Search the material below for the word "SRMTID" and copy every line in which it occurs.

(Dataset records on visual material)
● ● ● ●

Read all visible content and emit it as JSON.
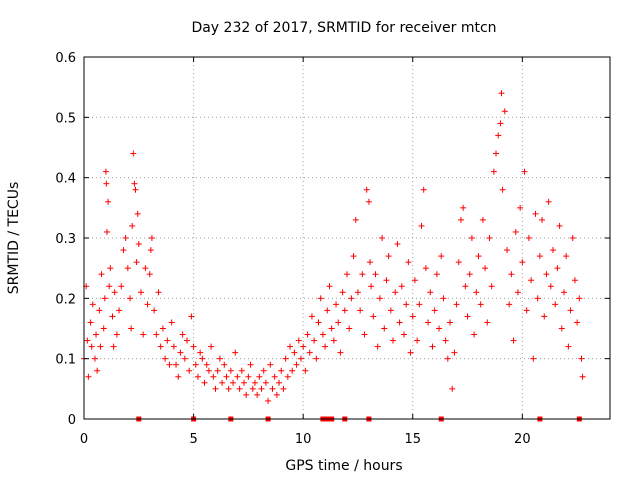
{
  "chart_data": {
    "type": "scatter",
    "title": "Day 232 of 2017, SRMTID for receiver mtcn",
    "xlabel": "GPS time / hours",
    "ylabel": "SRMTID / TECUs",
    "xlim": [
      0,
      24
    ],
    "ylim": [
      0,
      0.6
    ],
    "xticks": [
      0,
      5,
      10,
      15,
      20
    ],
    "xtick_labels": [
      "0",
      "5",
      "10",
      "15",
      "20"
    ],
    "yticks": [
      0,
      0.1,
      0.2,
      0.3,
      0.4,
      0.5,
      0.6
    ],
    "ytick_labels": [
      "0",
      "0.1",
      "0.2",
      "0.3",
      "0.4",
      "0.5",
      "0.6"
    ],
    "grid": true,
    "marker": "+",
    "color": "#ff0000",
    "series": [
      {
        "name": "SRMTID",
        "points": [
          [
            0.0,
            0.1
          ],
          [
            0.1,
            0.22
          ],
          [
            0.15,
            0.13
          ],
          [
            0.2,
            0.07
          ],
          [
            0.3,
            0.16
          ],
          [
            0.35,
            0.12
          ],
          [
            0.4,
            0.19
          ],
          [
            0.5,
            0.1
          ],
          [
            0.55,
            0.14
          ],
          [
            0.6,
            0.08
          ],
          [
            0.7,
            0.18
          ],
          [
            0.75,
            0.12
          ],
          [
            0.8,
            0.24
          ],
          [
            0.9,
            0.15
          ],
          [
            0.95,
            0.2
          ],
          [
            1.0,
            0.41
          ],
          [
            1.02,
            0.39
          ],
          [
            1.05,
            0.31
          ],
          [
            1.1,
            0.36
          ],
          [
            1.15,
            0.22
          ],
          [
            1.2,
            0.25
          ],
          [
            1.3,
            0.17
          ],
          [
            1.35,
            0.12
          ],
          [
            1.4,
            0.21
          ],
          [
            1.5,
            0.14
          ],
          [
            1.6,
            0.18
          ],
          [
            1.7,
            0.22
          ],
          [
            1.8,
            0.28
          ],
          [
            1.9,
            0.3
          ],
          [
            2.0,
            0.25
          ],
          [
            2.1,
            0.2
          ],
          [
            2.15,
            0.15
          ],
          [
            2.2,
            0.32
          ],
          [
            2.25,
            0.44
          ],
          [
            2.3,
            0.39
          ],
          [
            2.35,
            0.38
          ],
          [
            2.4,
            0.26
          ],
          [
            2.45,
            0.34
          ],
          [
            2.5,
            0.29
          ],
          [
            2.6,
            0.21
          ],
          [
            2.7,
            0.14
          ],
          [
            2.8,
            0.25
          ],
          [
            2.9,
            0.19
          ],
          [
            3.0,
            0.24
          ],
          [
            3.05,
            0.28
          ],
          [
            3.1,
            0.3
          ],
          [
            3.2,
            0.18
          ],
          [
            3.3,
            0.14
          ],
          [
            3.4,
            0.21
          ],
          [
            3.5,
            0.12
          ],
          [
            3.6,
            0.15
          ],
          [
            3.7,
            0.1
          ],
          [
            3.8,
            0.13
          ],
          [
            3.9,
            0.09
          ],
          [
            4.0,
            0.16
          ],
          [
            4.1,
            0.12
          ],
          [
            4.2,
            0.09
          ],
          [
            4.3,
            0.07
          ],
          [
            4.4,
            0.11
          ],
          [
            4.5,
            0.14
          ],
          [
            4.6,
            0.1
          ],
          [
            4.7,
            0.13
          ],
          [
            4.8,
            0.08
          ],
          [
            4.9,
            0.17
          ],
          [
            5.0,
            0.12
          ],
          [
            5.1,
            0.09
          ],
          [
            5.2,
            0.07
          ],
          [
            5.3,
            0.11
          ],
          [
            5.4,
            0.1
          ],
          [
            5.5,
            0.06
          ],
          [
            5.6,
            0.09
          ],
          [
            5.7,
            0.08
          ],
          [
            5.8,
            0.12
          ],
          [
            5.9,
            0.07
          ],
          [
            6.0,
            0.05
          ],
          [
            6.1,
            0.08
          ],
          [
            6.2,
            0.1
          ],
          [
            6.3,
            0.06
          ],
          [
            6.4,
            0.09
          ],
          [
            6.5,
            0.07
          ],
          [
            6.6,
            0.05
          ],
          [
            6.7,
            0.08
          ],
          [
            6.8,
            0.06
          ],
          [
            6.9,
            0.11
          ],
          [
            7.0,
            0.07
          ],
          [
            7.1,
            0.05
          ],
          [
            7.2,
            0.08
          ],
          [
            7.3,
            0.06
          ],
          [
            7.4,
            0.04
          ],
          [
            7.5,
            0.07
          ],
          [
            7.6,
            0.09
          ],
          [
            7.7,
            0.05
          ],
          [
            7.8,
            0.06
          ],
          [
            7.9,
            0.04
          ],
          [
            8.0,
            0.07
          ],
          [
            8.1,
            0.05
          ],
          [
            8.2,
            0.08
          ],
          [
            8.3,
            0.06
          ],
          [
            8.4,
            0.03
          ],
          [
            8.5,
            0.09
          ],
          [
            8.6,
            0.05
          ],
          [
            8.7,
            0.07
          ],
          [
            8.8,
            0.04
          ],
          [
            8.9,
            0.06
          ],
          [
            9.0,
            0.08
          ],
          [
            9.1,
            0.05
          ],
          [
            9.2,
            0.1
          ],
          [
            9.3,
            0.07
          ],
          [
            9.4,
            0.12
          ],
          [
            9.5,
            0.08
          ],
          [
            9.6,
            0.11
          ],
          [
            9.7,
            0.09
          ],
          [
            9.8,
            0.13
          ],
          [
            9.9,
            0.1
          ],
          [
            10.0,
            0.12
          ],
          [
            10.1,
            0.08
          ],
          [
            10.2,
            0.14
          ],
          [
            10.3,
            0.11
          ],
          [
            10.4,
            0.17
          ],
          [
            10.5,
            0.13
          ],
          [
            10.6,
            0.1
          ],
          [
            10.7,
            0.16
          ],
          [
            10.8,
            0.2
          ],
          [
            10.9,
            0.14
          ],
          [
            11.0,
            0.12
          ],
          [
            11.1,
            0.18
          ],
          [
            11.2,
            0.22
          ],
          [
            11.3,
            0.15
          ],
          [
            11.4,
            0.13
          ],
          [
            11.5,
            0.19
          ],
          [
            11.6,
            0.16
          ],
          [
            11.7,
            0.11
          ],
          [
            11.8,
            0.21
          ],
          [
            11.9,
            0.18
          ],
          [
            12.0,
            0.24
          ],
          [
            12.1,
            0.15
          ],
          [
            12.2,
            0.2
          ],
          [
            12.3,
            0.27
          ],
          [
            12.4,
            0.33
          ],
          [
            12.5,
            0.21
          ],
          [
            12.6,
            0.18
          ],
          [
            12.7,
            0.24
          ],
          [
            12.8,
            0.14
          ],
          [
            12.9,
            0.38
          ],
          [
            13.0,
            0.36
          ],
          [
            13.05,
            0.26
          ],
          [
            13.1,
            0.22
          ],
          [
            13.2,
            0.17
          ],
          [
            13.3,
            0.24
          ],
          [
            13.4,
            0.12
          ],
          [
            13.5,
            0.2
          ],
          [
            13.6,
            0.3
          ],
          [
            13.7,
            0.15
          ],
          [
            13.8,
            0.23
          ],
          [
            13.9,
            0.27
          ],
          [
            14.0,
            0.18
          ],
          [
            14.1,
            0.13
          ],
          [
            14.2,
            0.21
          ],
          [
            14.3,
            0.29
          ],
          [
            14.4,
            0.16
          ],
          [
            14.5,
            0.22
          ],
          [
            14.6,
            0.14
          ],
          [
            14.7,
            0.19
          ],
          [
            14.8,
            0.26
          ],
          [
            14.9,
            0.11
          ],
          [
            15.0,
            0.17
          ],
          [
            15.1,
            0.23
          ],
          [
            15.2,
            0.13
          ],
          [
            15.3,
            0.19
          ],
          [
            15.4,
            0.32
          ],
          [
            15.5,
            0.38
          ],
          [
            15.6,
            0.25
          ],
          [
            15.7,
            0.16
          ],
          [
            15.8,
            0.21
          ],
          [
            15.9,
            0.12
          ],
          [
            16.0,
            0.18
          ],
          [
            16.1,
            0.24
          ],
          [
            16.2,
            0.15
          ],
          [
            16.3,
            0.27
          ],
          [
            16.4,
            0.2
          ],
          [
            16.5,
            0.13
          ],
          [
            16.6,
            0.1
          ],
          [
            16.7,
            0.16
          ],
          [
            16.8,
            0.05
          ],
          [
            16.9,
            0.11
          ],
          [
            17.0,
            0.19
          ],
          [
            17.1,
            0.26
          ],
          [
            17.2,
            0.33
          ],
          [
            17.3,
            0.35
          ],
          [
            17.4,
            0.22
          ],
          [
            17.5,
            0.17
          ],
          [
            17.6,
            0.24
          ],
          [
            17.7,
            0.3
          ],
          [
            17.8,
            0.14
          ],
          [
            17.9,
            0.21
          ],
          [
            18.0,
            0.27
          ],
          [
            18.1,
            0.19
          ],
          [
            18.2,
            0.33
          ],
          [
            18.3,
            0.25
          ],
          [
            18.4,
            0.16
          ],
          [
            18.5,
            0.3
          ],
          [
            18.6,
            0.22
          ],
          [
            18.7,
            0.41
          ],
          [
            18.8,
            0.44
          ],
          [
            18.9,
            0.47
          ],
          [
            19.0,
            0.49
          ],
          [
            19.05,
            0.54
          ],
          [
            19.1,
            0.38
          ],
          [
            19.2,
            0.51
          ],
          [
            19.3,
            0.28
          ],
          [
            19.4,
            0.19
          ],
          [
            19.5,
            0.24
          ],
          [
            19.6,
            0.13
          ],
          [
            19.7,
            0.31
          ],
          [
            19.8,
            0.21
          ],
          [
            19.9,
            0.35
          ],
          [
            20.0,
            0.26
          ],
          [
            20.1,
            0.41
          ],
          [
            20.2,
            0.18
          ],
          [
            20.3,
            0.3
          ],
          [
            20.4,
            0.23
          ],
          [
            20.5,
            0.1
          ],
          [
            20.6,
            0.34
          ],
          [
            20.7,
            0.2
          ],
          [
            20.8,
            0.27
          ],
          [
            20.9,
            0.33
          ],
          [
            21.0,
            0.17
          ],
          [
            21.1,
            0.24
          ],
          [
            21.2,
            0.36
          ],
          [
            21.3,
            0.22
          ],
          [
            21.4,
            0.28
          ],
          [
            21.5,
            0.19
          ],
          [
            21.6,
            0.25
          ],
          [
            21.7,
            0.32
          ],
          [
            21.8,
            0.15
          ],
          [
            21.9,
            0.21
          ],
          [
            22.0,
            0.27
          ],
          [
            22.1,
            0.12
          ],
          [
            22.2,
            0.18
          ],
          [
            22.3,
            0.3
          ],
          [
            22.4,
            0.23
          ],
          [
            22.5,
            0.16
          ],
          [
            22.6,
            0.2
          ],
          [
            22.7,
            0.1
          ],
          [
            22.75,
            0.07
          ]
        ]
      }
    ],
    "gap_markers_x": [
      2.5,
      5.0,
      6.7,
      8.4,
      10.9,
      11.1,
      11.3,
      11.9,
      13.0,
      16.3,
      20.8,
      22.6
    ]
  }
}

● ● ● ●

- TASK OUTPUT -
    "title": "Day 232 of 2017, SRMTID for receiver mtcn",
    "ylabel": "SRMTID / TECUs",
        "name": "SRMTID",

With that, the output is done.